_What is asked_. Using the listing below, please gather every line containing the word "this".

* BEGIN Records shown *

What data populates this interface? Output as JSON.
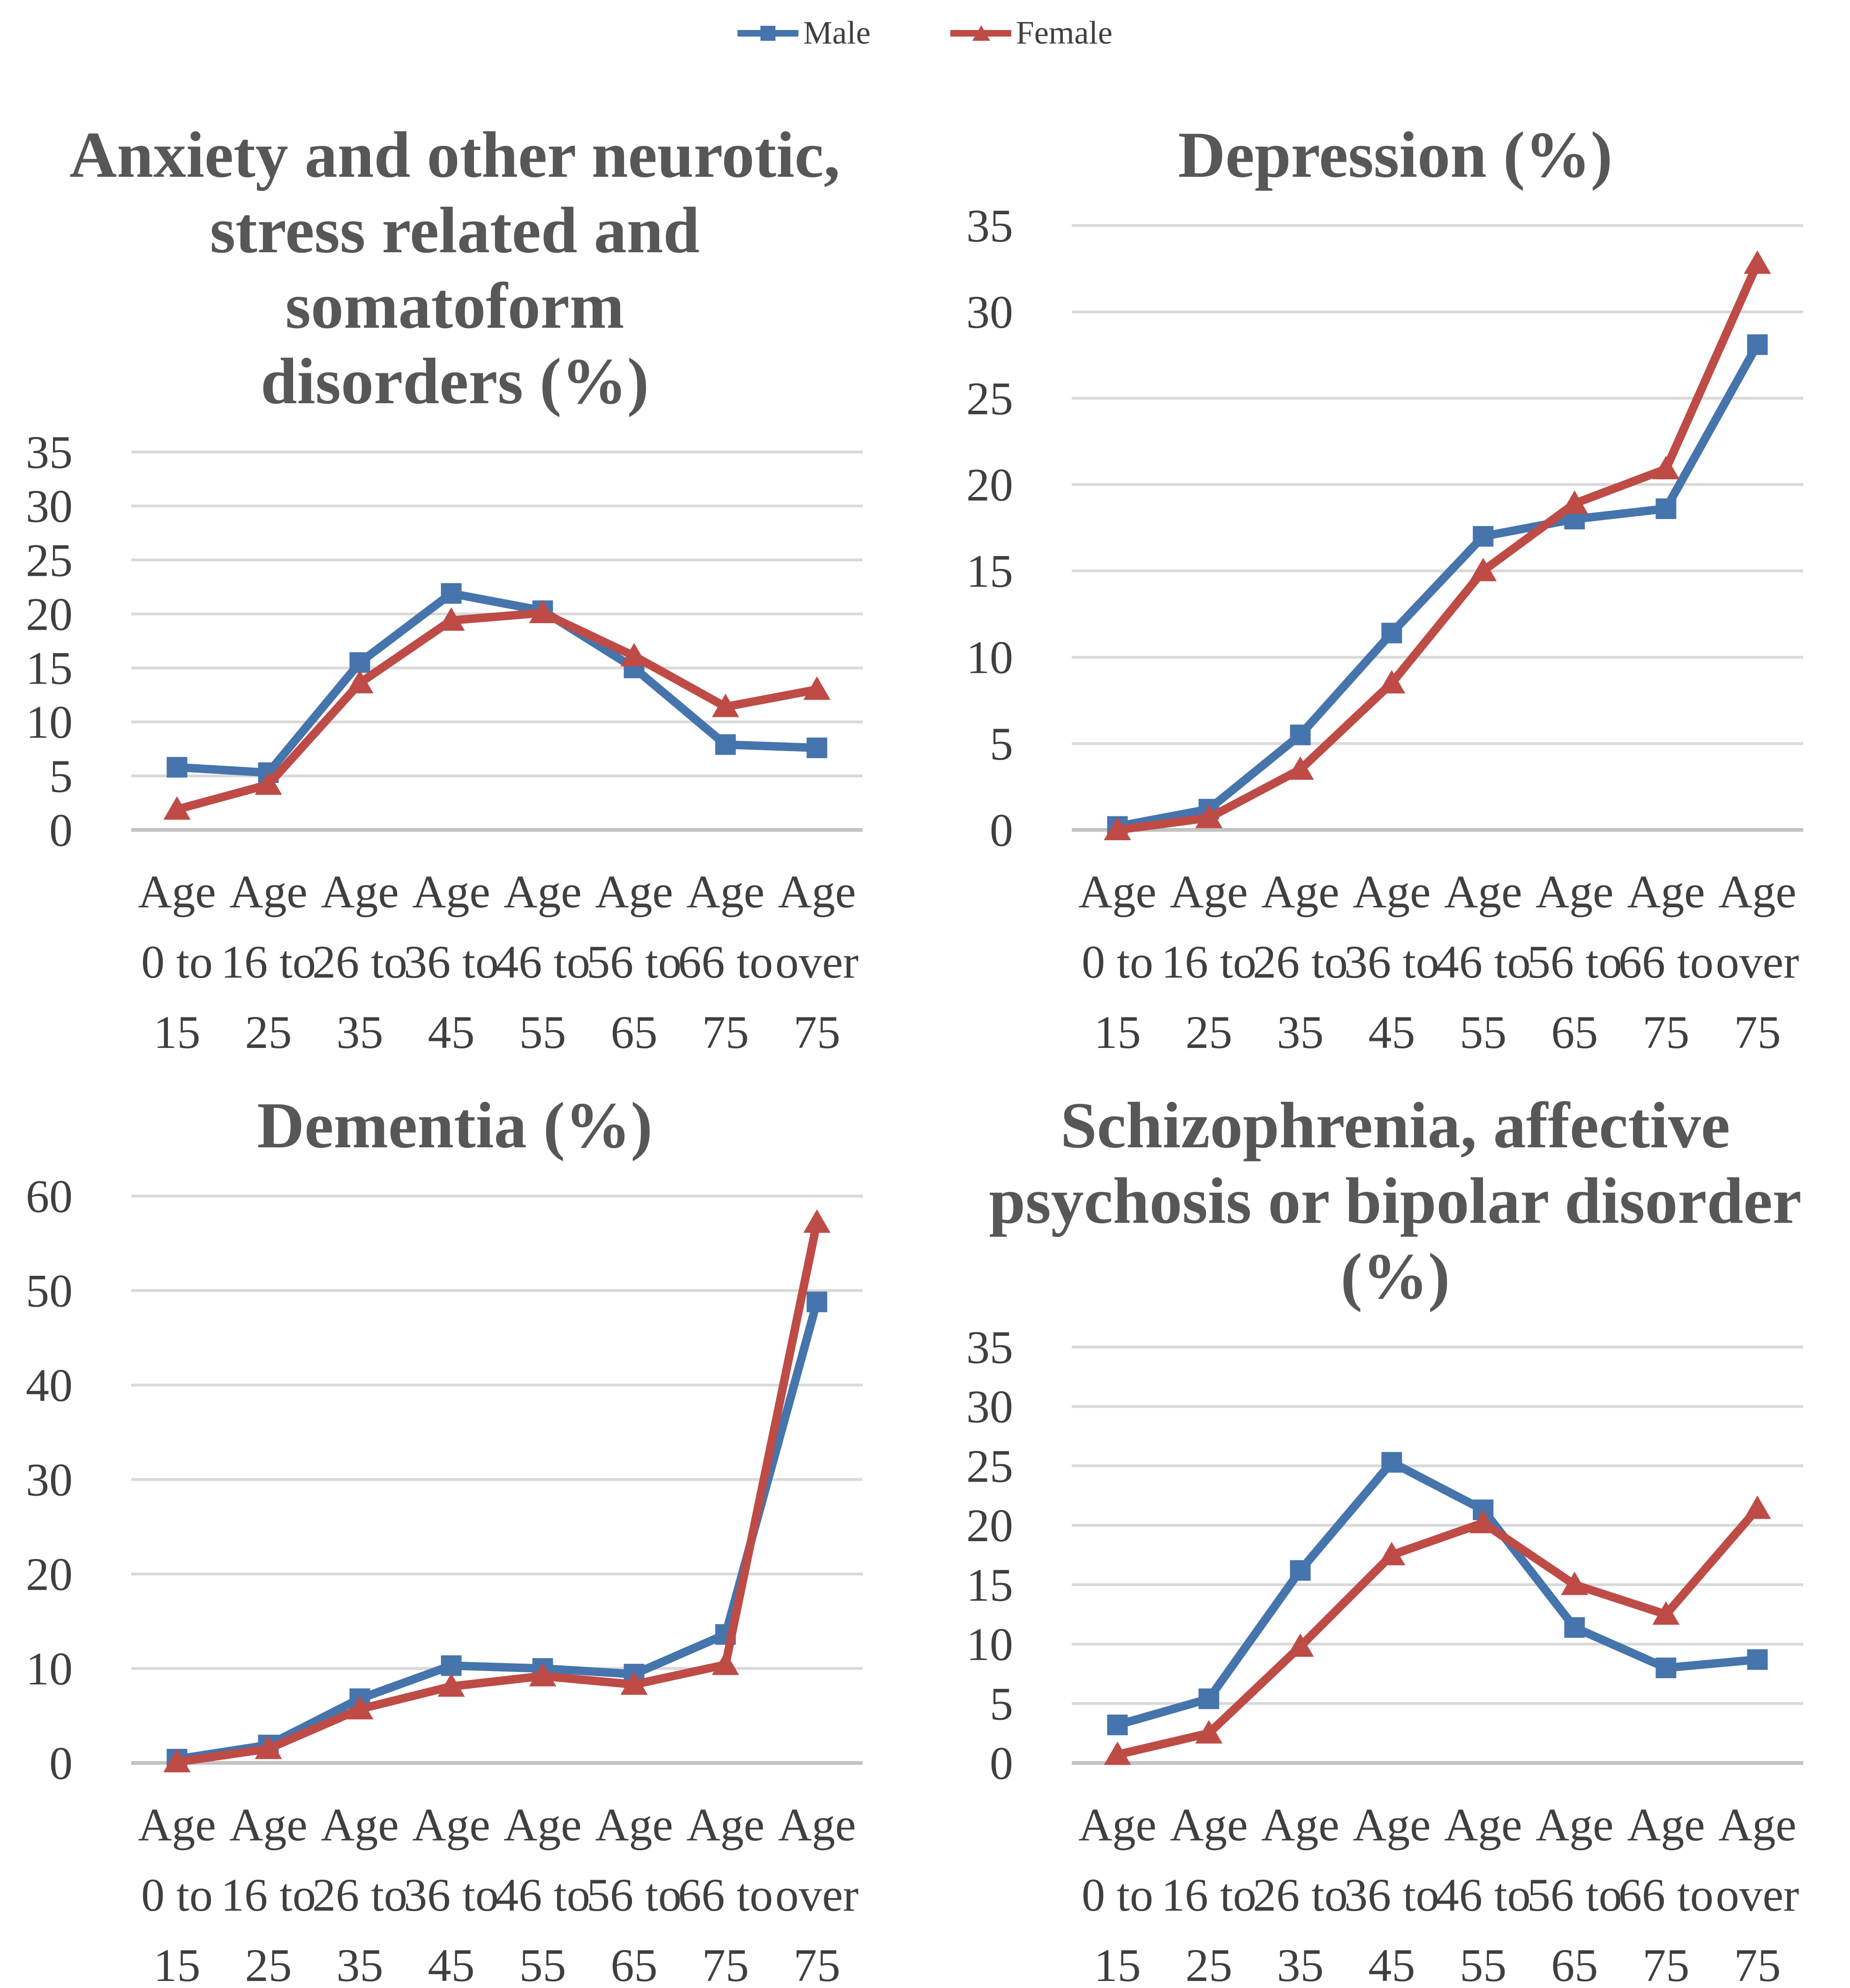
{
  "legend": {
    "items": [
      {
        "label": "Male",
        "marker": "square",
        "color": "#4674AC"
      },
      {
        "label": "Female",
        "marker": "triangle",
        "color": "#BE4B46"
      }
    ]
  },
  "style": {
    "grid_color": "#d9d9d9",
    "axis_color": "#c3c3c3",
    "tick_color": "#3f3f3f",
    "title_color": "#575757",
    "line_width": 18
  },
  "categories": [
    "Age 0 to 15",
    "Age 16 to 25",
    "Age 26 to 35",
    "Age 36 to 45",
    "Age 46 to 55",
    "Age 56 to 65",
    "Age 66 to 75",
    "Age over 75"
  ],
  "category_label_lines": [
    [
      "Age",
      "0 to",
      "15"
    ],
    [
      "Age",
      "16 to",
      "25"
    ],
    [
      "Age",
      "26 to",
      "35"
    ],
    [
      "Age",
      "36 to",
      "45"
    ],
    [
      "Age",
      "46 to",
      "55"
    ],
    [
      "Age",
      "56 to",
      "65"
    ],
    [
      "Age",
      "66 to",
      "75"
    ],
    [
      "Age",
      "over",
      "75"
    ]
  ],
  "chart_data": [
    {
      "id": "anxiety",
      "type": "line",
      "title": "Anxiety and other neurotic,\nstress related and somatoform\ndisorders (%)",
      "ylim": [
        0,
        35
      ],
      "ystep": 5,
      "yticks": [
        35,
        30,
        25,
        20,
        15,
        10,
        5,
        0
      ],
      "grid": true,
      "legend_position": "top-shared",
      "series": [
        {
          "name": "Male",
          "values": [
            5.8,
            5.3,
            15.5,
            21.9,
            20.3,
            15.0,
            7.9,
            7.6
          ]
        },
        {
          "name": "Female",
          "values": [
            1.9,
            4.2,
            13.6,
            19.4,
            20.1,
            16.1,
            11.4,
            13.0
          ]
        }
      ]
    },
    {
      "id": "depression",
      "type": "line",
      "title": "Depression (%)",
      "ylim": [
        0,
        35
      ],
      "ystep": 5,
      "yticks": [
        35,
        30,
        25,
        20,
        15,
        10,
        5,
        0
      ],
      "grid": true,
      "legend_position": "top-shared",
      "series": [
        {
          "name": "Male",
          "values": [
            0.2,
            1.2,
            5.5,
            11.4,
            17.0,
            18.0,
            18.6,
            28.1
          ]
        },
        {
          "name": "Female",
          "values": [
            0.0,
            0.7,
            3.5,
            8.5,
            15.0,
            18.9,
            20.9,
            32.8
          ]
        }
      ]
    },
    {
      "id": "dementia",
      "type": "line",
      "title": "Dementia (%)",
      "ylim": [
        0,
        60
      ],
      "ystep": 10,
      "yticks": [
        60,
        50,
        40,
        30,
        20,
        10,
        0
      ],
      "grid": true,
      "legend_position": "top-shared",
      "series": [
        {
          "name": "Male",
          "values": [
            0.4,
            1.9,
            6.8,
            10.3,
            10.0,
            9.4,
            13.6,
            48.8
          ]
        },
        {
          "name": "Female",
          "values": [
            0.1,
            1.5,
            5.7,
            8.1,
            9.2,
            8.3,
            10.4,
            57.2
          ]
        }
      ]
    },
    {
      "id": "schizophrenia",
      "type": "line",
      "title": "Schizophrenia, affective\npsychosis or bipolar disorder\n(%)",
      "ylim": [
        0,
        35
      ],
      "ystep": 5,
      "yticks": [
        35,
        30,
        25,
        20,
        15,
        10,
        5,
        0
      ],
      "grid": true,
      "legend_position": "top-shared",
      "series": [
        {
          "name": "Male",
          "values": [
            3.2,
            5.4,
            16.2,
            25.3,
            21.3,
            11.4,
            8.0,
            8.7
          ]
        },
        {
          "name": "Female",
          "values": [
            0.7,
            2.5,
            9.8,
            17.5,
            20.2,
            15.0,
            12.5,
            21.4
          ]
        }
      ]
    }
  ]
}
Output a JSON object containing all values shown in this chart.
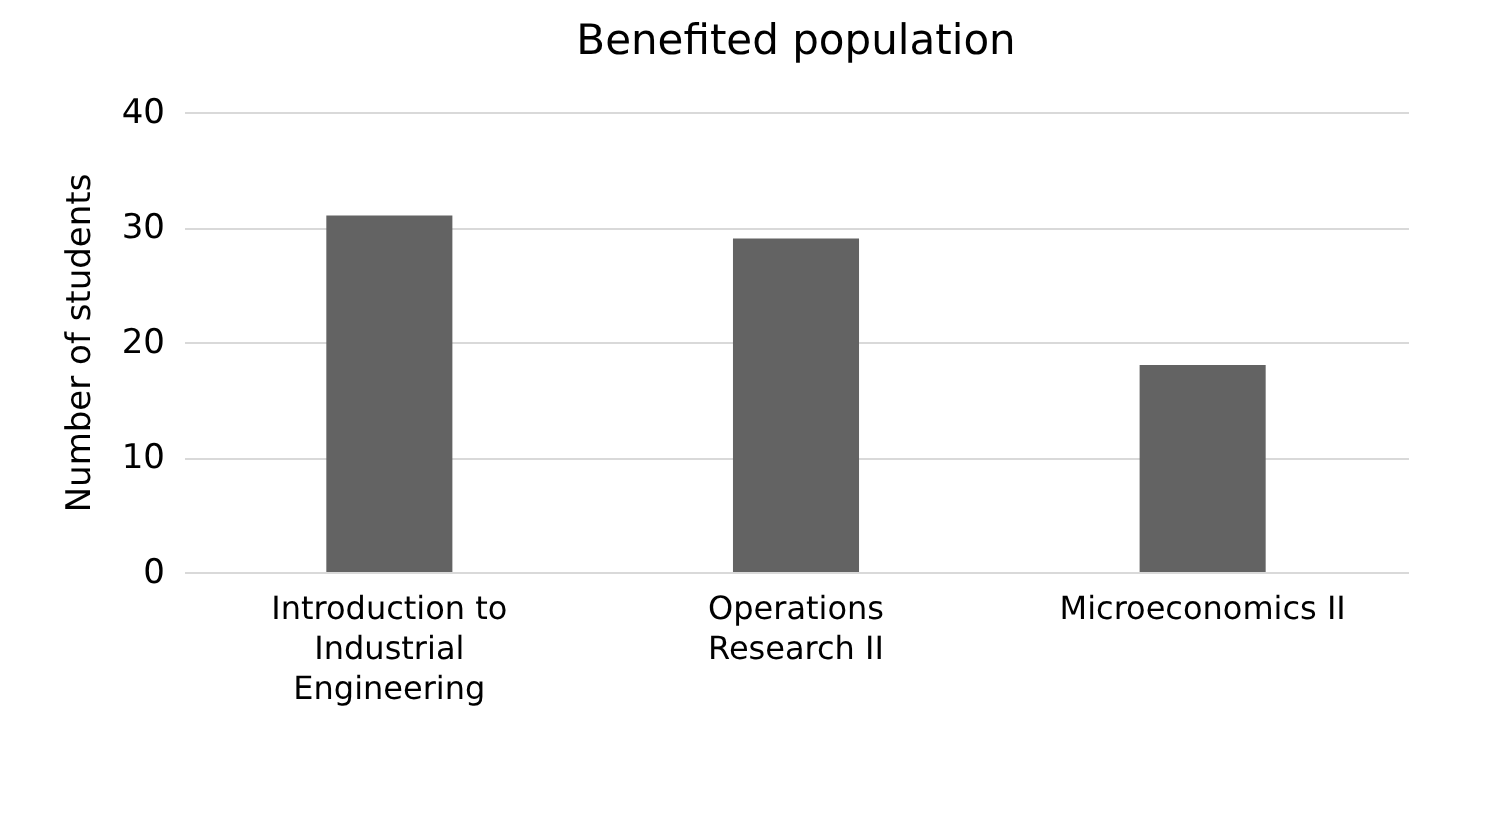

* END Records shown *

_Exercise result_.
What data populates this interface? Output as JSON.
Output a JSON object containing all values shown in this chart.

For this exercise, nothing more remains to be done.